[BEGIN Supplied material]
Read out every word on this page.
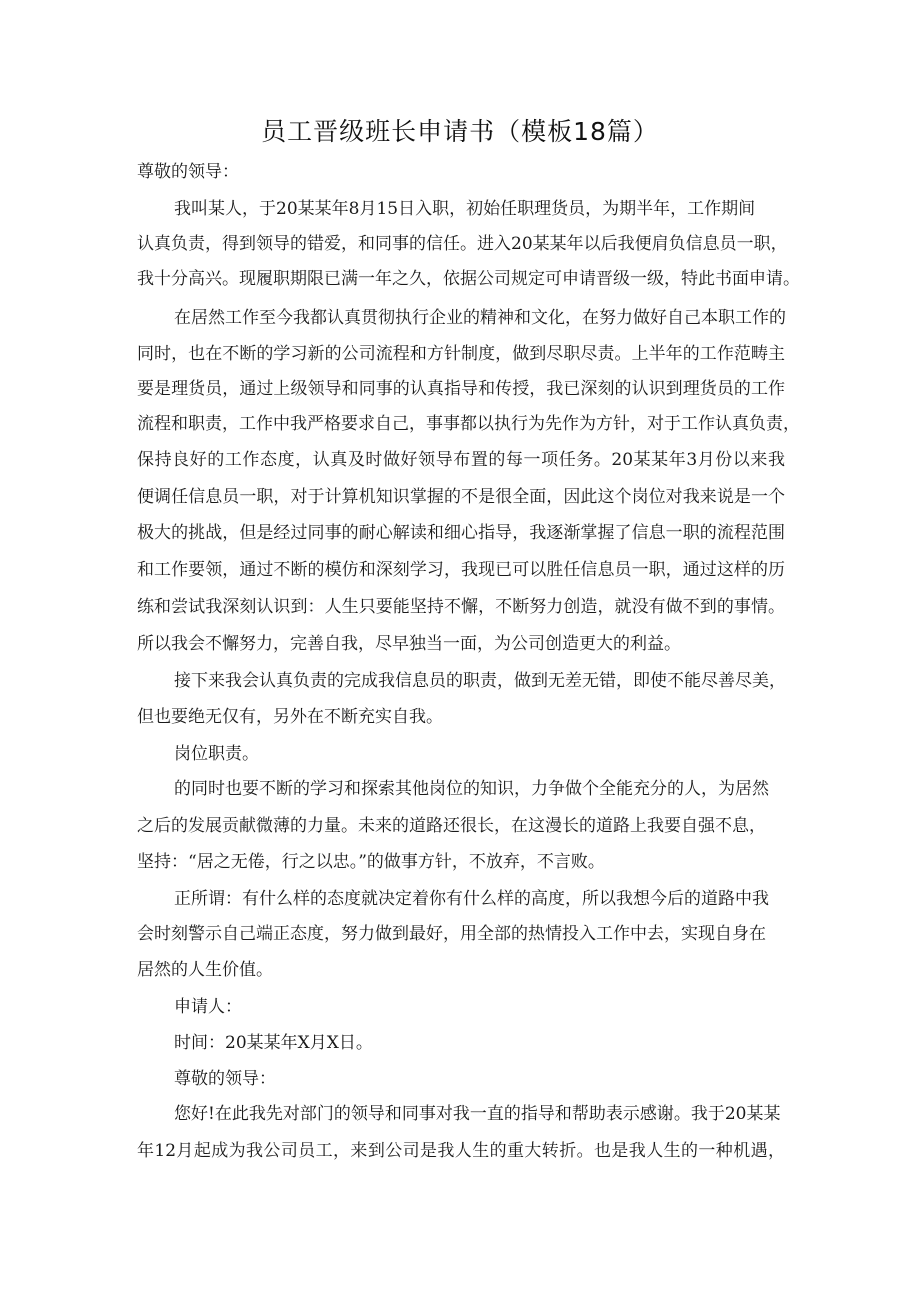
员工晋级班长申请书（模板18篇）
尊敬的领导：
我叫某人，于20某某年8月15日入职，初始任职理货员，为期半年，工作期间
认真负责，得到领导的错爱，和同事的信任。进入20某某年以后我便肩负信息员一职，
我十分高兴。现履职期限已满一年之久，依据公司规定可申请晋级一级，特此书面申请。
在居然工作至今我都认真贯彻执行企业的精神和文化，在努力做好自己本职工作的
同时，也在不断的学习新的公司流程和方针制度，做到尽职尽责。上半年的工作范畴主
要是理货员，通过上级领导和同事的认真指导和传授，我已深刻的认识到理货员的工作
流程和职责，工作中我严格要求自己，事事都以执行为先作为方针，对于工作认真负责，
保持良好的工作态度，认真及时做好领导布置的每一项任务。20某某年3月份以来我
便调任信息员一职，对于计算机知识掌握的不是很全面，因此这个岗位对我来说是一个
极大的挑战，但是经过同事的耐心解读和细心指导，我逐渐掌握了信息一职的流程范围
和工作要领，通过不断的模仿和深刻学习，我现已可以胜任信息员一职，通过这样的历
练和尝试我深刻认识到：人生只要能坚持不懈，不断努力创造，就没有做不到的事情。
所以我会不懈努力，完善自我，尽早独当一面，为公司创造更大的利益。
接下来我会认真负责的完成我信息员的职责，做到无差无错，即使不能尽善尽美，
但也要绝无仅有，另外在不断充实自我。
岗位职责。
的同时也要不断的学习和探索其他岗位的知识，力争做个全能充分的人，为居然
之后的发展贡献微薄的力量。未来的道路还很长，在这漫长的道路上我要自强不息，
坚持：“居之无倦，行之以忠。”的做事方针，不放弃，不言败。
正所谓：有什么样的态度就决定着你有什么样的高度，所以我想今后的道路中我
会时刻警示自己端正态度，努力做到最好，用全部的热情投入工作中去，实现自身在
居然的人生价值。
申请人：
时间：20某某年X月X日。
尊敬的领导：
您好!在此我先对部门的领导和同事对我一直的指导和帮助表示感谢。我于20某某
年12月起成为我公司员工，来到公司是我人生的重大转折。也是我人生的一种机遇，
[END Supplied material]
### Short problem
Repeat the records above exactly, leaving out the pictures.

### Answer for this exercise
Read out every word on this page.
员工晋级班长申请书（模板18篇）
尊敬的领导：
我叫某人，于20某某年8月15日入职，初始任职理货员，为期半年，工作期间
认真负责，得到领导的错爱，和同事的信任。进入20某某年以后我便肩负信息员一职，
我十分高兴。现履职期限已满一年之久，依据公司规定可申请晋级一级，特此书面申请。
在居然工作至今我都认真贯彻执行企业的精神和文化，在努力做好自己本职工作的
同时，也在不断的学习新的公司流程和方针制度，做到尽职尽责。上半年的工作范畴主
要是理货员，通过上级领导和同事的认真指导和传授，我已深刻的认识到理货员的工作
流程和职责，工作中我严格要求自己，事事都以执行为先作为方针，对于工作认真负责，
保持良好的工作态度，认真及时做好领导布置的每一项任务。20某某年3月份以来我
便调任信息员一职，对于计算机知识掌握的不是很全面，因此这个岗位对我来说是一个
极大的挑战，但是经过同事的耐心解读和细心指导，我逐渐掌握了信息一职的流程范围
和工作要领，通过不断的模仿和深刻学习，我现已可以胜任信息员一职，通过这样的历
练和尝试我深刻认识到：人生只要能坚持不懈，不断努力创造，就没有做不到的事情。
所以我会不懈努力，完善自我，尽早独当一面，为公司创造更大的利益。
接下来我会认真负责的完成我信息员的职责，做到无差无错，即使不能尽善尽美，
但也要绝无仅有，另外在不断充实自我。
岗位职责。
的同时也要不断的学习和探索其他岗位的知识，力争做个全能充分的人，为居然
之后的发展贡献微薄的力量。未来的道路还很长，在这漫长的道路上我要自强不息，
坚持：“居之无倦，行之以忠。”的做事方针，不放弃，不言败。
正所谓：有什么样的态度就决定着你有什么样的高度，所以我想今后的道路中我
会时刻警示自己端正态度，努力做到最好，用全部的热情投入工作中去，实现自身在
居然的人生价值。
申请人：
时间：20某某年X月X日。
尊敬的领导：
您好!在此我先对部门的领导和同事对我一直的指导和帮助表示感谢。我于20某某
年12月起成为我公司员工，来到公司是我人生的重大转折。也是我人生的一种机遇，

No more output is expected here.